-- Given exercise --
Transcribe every entry word for word, leaving out all images.

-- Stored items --
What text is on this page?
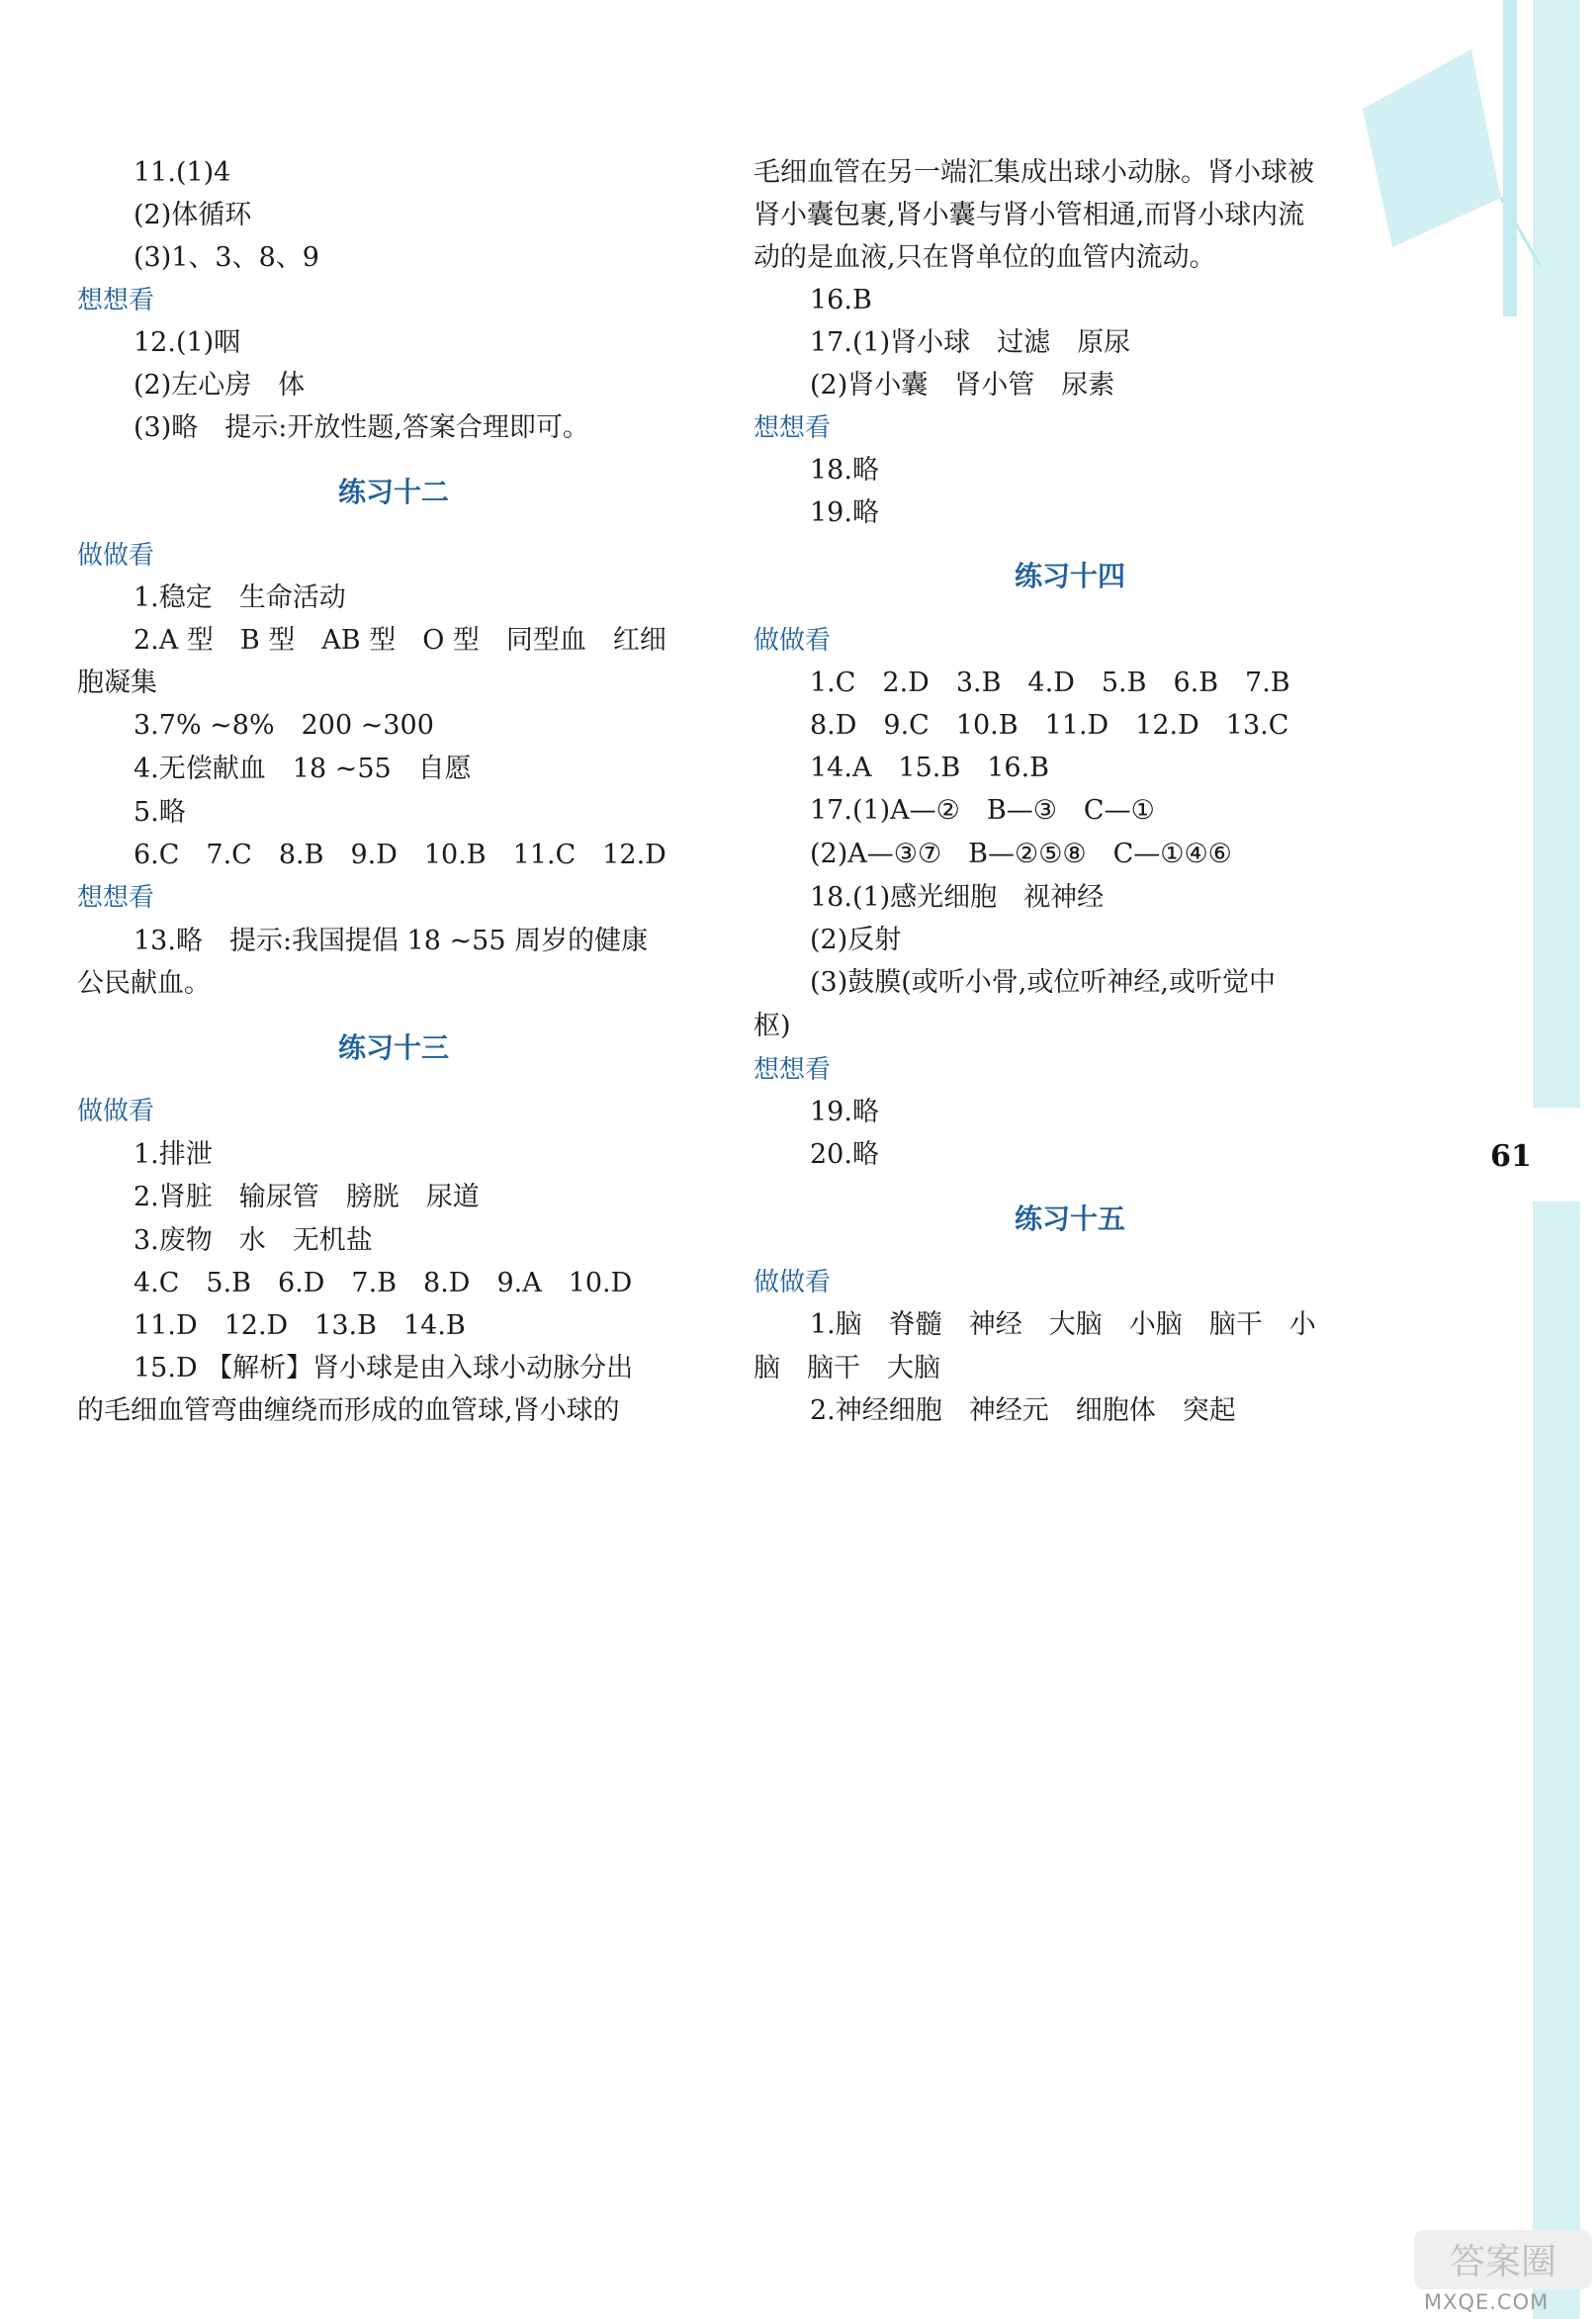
61
11.(1)4
(2)体循环
(3)1、3、8、9
想想看
12.(1)咽
(2)左心房　体
(3)略　提示:开放性题,答案合理即可。
练习十二
做做看
1.稳定　生命活动
2.A 型　B 型　AB 型　O 型　同型血　红细
胞凝集
3.7% ~8%　200 ~300
4.无偿献血　18 ~55　自愿
5.略
6.C　7.C　8.B　9.D　10.B　11.C　12.D
想想看
13.略　提示:我国提倡 18 ~55 周岁的健康
公民献血。
练习十三
做做看
1.排泄
2.肾脏　输尿管　膀胱　尿道
3.废物　水　无机盐
4.C　5.B　6.D　7.B　8.D　9.A　10.D
11.D　12.D　13.B　14.B
15.D 【解析】肾小球是由入球小动脉分出
的毛细血管弯曲缠绕而形成的血管球,肾小球的
毛细血管在另一端汇集成出球小动脉。肾小球被
肾小囊包裹,肾小囊与肾小管相通,而肾小球内流
动的是血液,只在肾单位的血管内流动。
16.B
17.(1)肾小球　过滤　原尿
(2)肾小囊　肾小管　尿素
想想看
18.略
19.略
练习十四
做做看
1.C　2.D　3.B　4.D　5.B　6.B　7.B
8.D　9.C　10.B　11.D　12.D　13.C
14.A　15.B　16.B
17.(1)A—②　B—③　C—①
(2)A—③⑦　B—②⑤⑧　C—①④⑥
18.(1)感光细胞　视神经
(2)反射
(3)鼓膜(或听小骨,或位听神经,或听觉中
枢)
想想看
19.略
20.略
练习十五
做做看
1.脑　脊髓　神经　大脑　小脑　脑干　小
脑　脑干　大脑
2.神经细胞　神经元　细胞体　突起
答案圈
MXQE.COM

-- Response to the task --
What text is on this page?
61
11.(1)4
(2)体循环
(3)1、3、8、9
想想看
12.(1)咽
(2)左心房　体
(3)略　提示:开放性题,答案合理即可。
练习十二
做做看
1.稳定　生命活动
2.A 型　B 型　AB 型　O 型　同型血　红细
胞凝集
3.7% ~8%　200 ~300
4.无偿献血　18 ~55　自愿
5.略
6.C　7.C　8.B　9.D　10.B　11.C　12.D
想想看
13.略　提示:我国提倡 18 ~55 周岁的健康
公民献血。
练习十三
做做看
1.排泄
2.肾脏　输尿管　膀胱　尿道
3.废物　水　无机盐
4.C　5.B　6.D　7.B　8.D　9.A　10.D
11.D　12.D　13.B　14.B
15.D 【解析】肾小球是由入球小动脉分出
的毛细血管弯曲缠绕而形成的血管球,肾小球的
毛细血管在另一端汇集成出球小动脉。肾小球被
肾小囊包裹,肾小囊与肾小管相通,而肾小球内流
动的是血液,只在肾单位的血管内流动。
16.B
17.(1)肾小球　过滤　原尿
(2)肾小囊　肾小管　尿素
想想看
18.略
19.略
练习十四
做做看
1.C　2.D　3.B　4.D　5.B　6.B　7.B
8.D　9.C　10.B　11.D　12.D　13.C
14.A　15.B　16.B
17.(1)A—②　B—③　C—①
(2)A—③⑦　B—②⑤⑧　C—①④⑥
18.(1)感光细胞　视神经
(2)反射
(3)鼓膜(或听小骨,或位听神经,或听觉中
枢)
想想看
19.略
20.略
练习十五
做做看
1.脑　脊髓　神经　大脑　小脑　脑干　小
脑　脑干　大脑
2.神经细胞　神经元　细胞体　突起
答案圈
MXQE.COM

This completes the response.